── Text block ──
Never in our lives would we form friendships as deep and rich as the ones God had blessed us with behind the high and foreboding walls of Evin Prison.
To their surprise, they found a common bond: they were united by their fierce opposition to the injustice and brutality of the prevailing oppressive regime, that has destroyed the body and soul of the Iranian people.

And outside, a growing movement was publicising their plight and seeking justice. Thousands around the world prayed for their freedom. International pressure was brought to bear on their behalf. Amnesty International, the United Nations and the Vatican all got involved. But even when it was clear the charges against them could not be upheld, somehow a way needed to be found that allowed the authorities to release them without losing face. After many false starts, it was eventually found.

After their release they faced a new and real danger. Not only would they be constantly observed for any infringement of the law, no matter how slight, but anyone they met or fraternised with was in jeopardy. They were torn.
Despite what the government did to us, we continue to love our country very much and pray for the freedom of our fellow Iranians …
They so much wanted to help everyone to find freedom in faith, but the prospect of being instrumental in the death or imprisonment of their fellow Iranians was too much for them. In the end they elected to emigrate to the USA.

Captive in Iran is at one a damning indictment of a harsh and punitive regime, and a triumph of good over evil. Would I have had the courage to see incarceration in this prison hell as a God-given opportunity? I very much doubt it.
───
── Data for processing ──
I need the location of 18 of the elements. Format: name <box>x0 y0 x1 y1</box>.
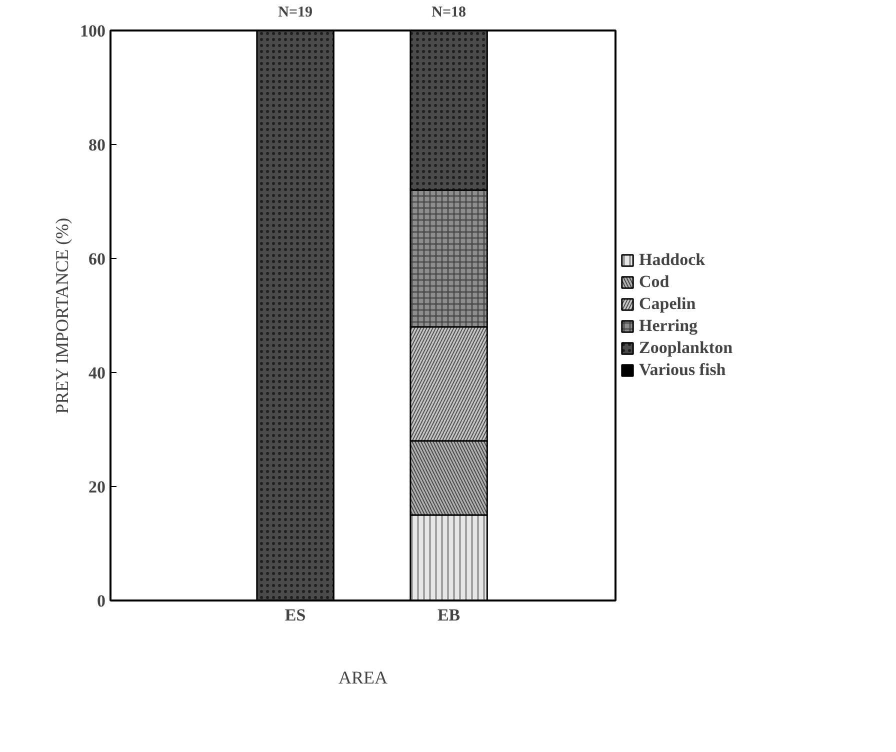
x-tick-label: EB <box>437 606 460 624</box>
legend-label: Zooplankton <box>639 338 733 358</box>
y-tick-label: 100 <box>80 22 106 40</box>
x-tick-label: ES <box>284 606 306 624</box>
y-tick-label: 60 <box>88 250 106 268</box>
text: N=18 <box>432 4 466 20</box>
y-tick-label: 20 <box>88 478 106 496</box>
legend-label: Capelin <box>639 294 696 314</box>
y-tick-label: 0 <box>97 592 106 610</box>
y-tick-label: 40 <box>88 364 106 382</box>
legend-label: Cod <box>639 272 670 292</box>
y-tick-label: 80 <box>88 136 106 154</box>
legend-label: Various fish <box>639 360 726 380</box>
y-axis-title: PREY IMPORTANCE (%) <box>52 218 72 414</box>
text: N=19 <box>278 4 313 20</box>
legend-label: Haddock <box>639 250 706 270</box>
x-axis-title: AREA <box>338 668 388 688</box>
legend-label: Herring <box>639 316 698 336</box>
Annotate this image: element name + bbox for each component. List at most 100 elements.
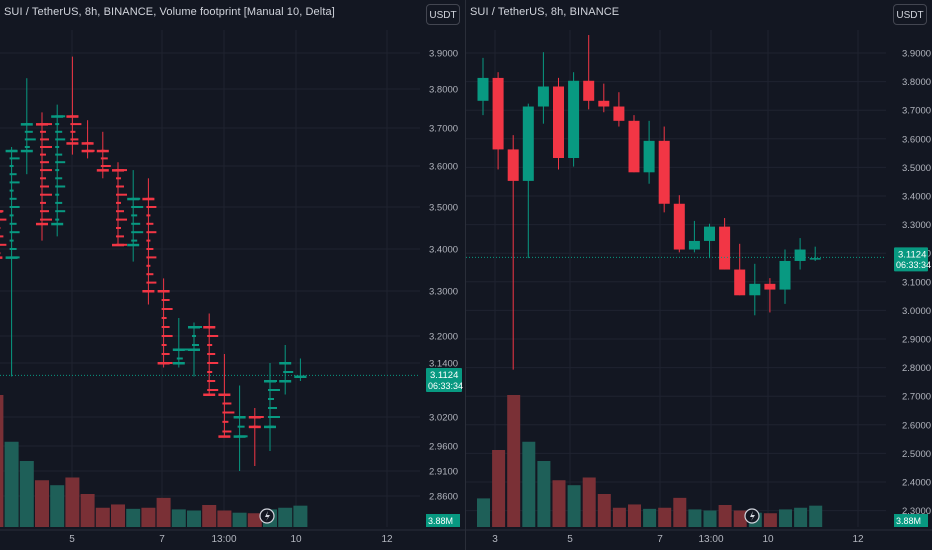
footprint-level	[55, 177, 63, 180]
footprint-open-close	[279, 380, 292, 383]
candle-body	[734, 269, 746, 296]
y-axis-label: 2.9100	[429, 467, 458, 478]
footprint-open-close	[279, 362, 292, 365]
y-axis-label: 2.4000	[902, 478, 931, 489]
candle-body	[568, 80, 580, 158]
volume-bar	[673, 497, 687, 527]
footprint-open-close	[112, 169, 124, 172]
footprint-level	[9, 197, 17, 200]
volume-bar	[65, 477, 80, 527]
footprint-open-close	[81, 149, 94, 153]
footprint-open-close	[5, 149, 18, 153]
candle-body	[598, 100, 610, 107]
footprint-open-close	[127, 197, 140, 201]
y-axis-label: 3.6000	[902, 134, 931, 145]
candle-body	[507, 149, 519, 181]
footprint-level	[55, 146, 60, 148]
x-axis-label: 7	[657, 534, 663, 545]
footprint-level	[116, 201, 121, 204]
footprint-level	[116, 235, 124, 238]
footprint-level	[40, 218, 52, 221]
y-axis-label: 3.9000	[902, 49, 931, 60]
footprint-level	[100, 165, 111, 167]
volume-bar	[126, 508, 141, 527]
volume-bar	[688, 509, 702, 527]
footprint-open-close	[36, 123, 48, 126]
footprint-open-close	[248, 416, 261, 419]
price-tag-value: 3.1124	[898, 249, 926, 260]
right-currency-button[interactable]: USDT	[893, 4, 927, 25]
y-axis-label: 2.5000	[902, 449, 931, 460]
footprint-level	[55, 153, 63, 156]
x-axis-label: 10	[762, 534, 774, 545]
y-axis-label: 3.5000	[429, 203, 458, 214]
volume-bar	[597, 494, 611, 527]
volume-bar	[80, 494, 95, 527]
footprint-level	[131, 222, 141, 225]
pane-divider[interactable]	[465, 0, 466, 550]
footprint-level	[146, 239, 151, 242]
footprint-level	[192, 335, 196, 337]
footprint-level	[40, 193, 52, 196]
footprint-level	[131, 214, 138, 217]
x-axis-label: 5	[567, 534, 573, 545]
candle-body	[492, 77, 504, 150]
footprint-open-close	[112, 243, 124, 247]
volume-bar	[217, 510, 232, 527]
y-axis-label: 2.6000	[902, 420, 931, 431]
candle-body	[477, 77, 489, 101]
volume-bar	[507, 395, 521, 527]
footprint-level	[146, 281, 157, 284]
footprint-level	[40, 210, 49, 213]
footprint-open-close	[20, 123, 33, 126]
footprint-open-close	[233, 416, 246, 419]
y-axis-label: 3.2000	[429, 332, 458, 343]
left-currency-button[interactable]: USDT	[426, 4, 460, 25]
y-axis-label: 3.4000	[429, 245, 458, 256]
footprint-open-close	[20, 149, 33, 153]
volume-tag-value: 3.88M	[428, 516, 453, 526]
footprint-level	[131, 231, 144, 234]
footprint-level	[0, 235, 4, 238]
footprint-level	[9, 231, 20, 234]
footprint-level	[131, 239, 138, 242]
left-chart-title: SUI / TetherUS, 8h, BINANCE, Volume foot…	[4, 6, 335, 18]
footprint-level	[131, 206, 144, 208]
volume-bar	[187, 510, 201, 527]
candle-body	[537, 86, 549, 107]
volume-bar	[0, 395, 4, 527]
right-chart-pane[interactable]: 3.9000 3.8000 3.7000 3.6000 3.5000 3.4000 3.30…	[466, 0, 932, 550]
volume-bar	[19, 461, 34, 527]
volume-bar	[658, 507, 672, 527]
candle-body	[522, 106, 534, 181]
footprint-level	[9, 248, 17, 250]
volume-bar	[628, 504, 641, 527]
y-axis-label: 3.3000	[429, 287, 458, 298]
candle-body	[704, 226, 715, 241]
footprint-open-close	[203, 326, 216, 329]
candle-body	[809, 258, 821, 260]
left-chart-pane[interactable]: 3.9000 3.8000 3.7000 3.6000 3.5000 3.4000 3.30…	[0, 0, 466, 550]
y-axis-label: 3.3000	[902, 220, 931, 231]
footprint-level	[161, 353, 170, 355]
footprint-open-close	[5, 256, 18, 259]
right-chart-title: SUI / TetherUS, 8h, BINANCE	[470, 6, 620, 18]
footprint-level	[161, 308, 173, 310]
y-axis-label: 3.7000	[902, 106, 931, 117]
footprint-level	[70, 130, 76, 133]
volume-bar	[794, 507, 808, 527]
footprint-open-close	[294, 375, 307, 378]
left-chart-canvas[interactable]: 3.9000 3.8000 3.7000 3.6000 3.5000 3.4000 3.30…	[0, 0, 466, 550]
footprint-level	[192, 344, 199, 346]
footprint-level	[55, 130, 63, 133]
y-axis-label: 2.9600	[429, 442, 458, 453]
footprint-level	[55, 138, 66, 141]
x-axis-label: 10	[290, 534, 302, 545]
right-chart-canvas[interactable]: 3.9000 3.8000 3.7000 3.6000 3.5000 3.4000 3.30…	[466, 0, 932, 550]
x-axis-label: 7	[159, 534, 165, 545]
footprint-level	[116, 210, 124, 213]
footprint-level	[268, 398, 274, 400]
footprint-level	[55, 161, 66, 164]
footprint-level	[222, 402, 232, 405]
volume-bar	[202, 505, 217, 527]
───
▶ Work to do
- a) Answer these questions about the passage on Captive in Iran:
(i) Behind the walls of which prison were the friendships formed?
(ii) Which three bodies got involved in the effort for release?
(iii) To which country did they finally choose to emigrate?
- b) Reproduce as a numbered list the lines of the entries from the line with "x-tick-label: EB <box>437 606 460 624</box>" up to and including the line with "Annotate this image: element", leaving out any blank lines.

▶ Answers
- a)
(i) Evin Prison
(ii) Amnesty International, the United Nations and the Vatican
(iii) The USA

- b)
1. x-tick-label: EB <box>437 606 460 624</box>
2. legend-label: Zooplankton <box>639 338 733 358</box>
3. y-tick-label: 100 <box>80 22 106 40</box>
4. x-tick-label: ES <box>284 606 306 624</box>
5. y-tick-label: 60 <box>88 250 106 268</box>
6. text: N=18 <box>432 4 466 20</box>
7. y-tick-label: 20 <box>88 478 106 496</box>
8. legend-label: Capelin <box>639 294 696 314</box>
9. y-tick-label: 0 <box>97 592 106 610</box>
10. y-tick-label: 40 <box>88 364 106 382</box>
11. legend-label: Cod <box>639 272 670 292</box>
12. y-tick-label: 80 <box>88 136 106 154</box>
13. legend-label: Various fish <box>639 360 726 380</box>
14. y-axis-title: PREY IMPORTANCE (%) <box>52 218 72 414</box>
15. text: N=19 <box>278 4 313 20</box>
16. legend-label: Haddock <box>639 250 706 270</box>
17. x-axis-title: AREA <box>338 668 388 688</box>
18. legend-label: Herring <box>639 316 698 336</box>
19. Annotate this image: element name + bbox for each component. List at most 100 elements.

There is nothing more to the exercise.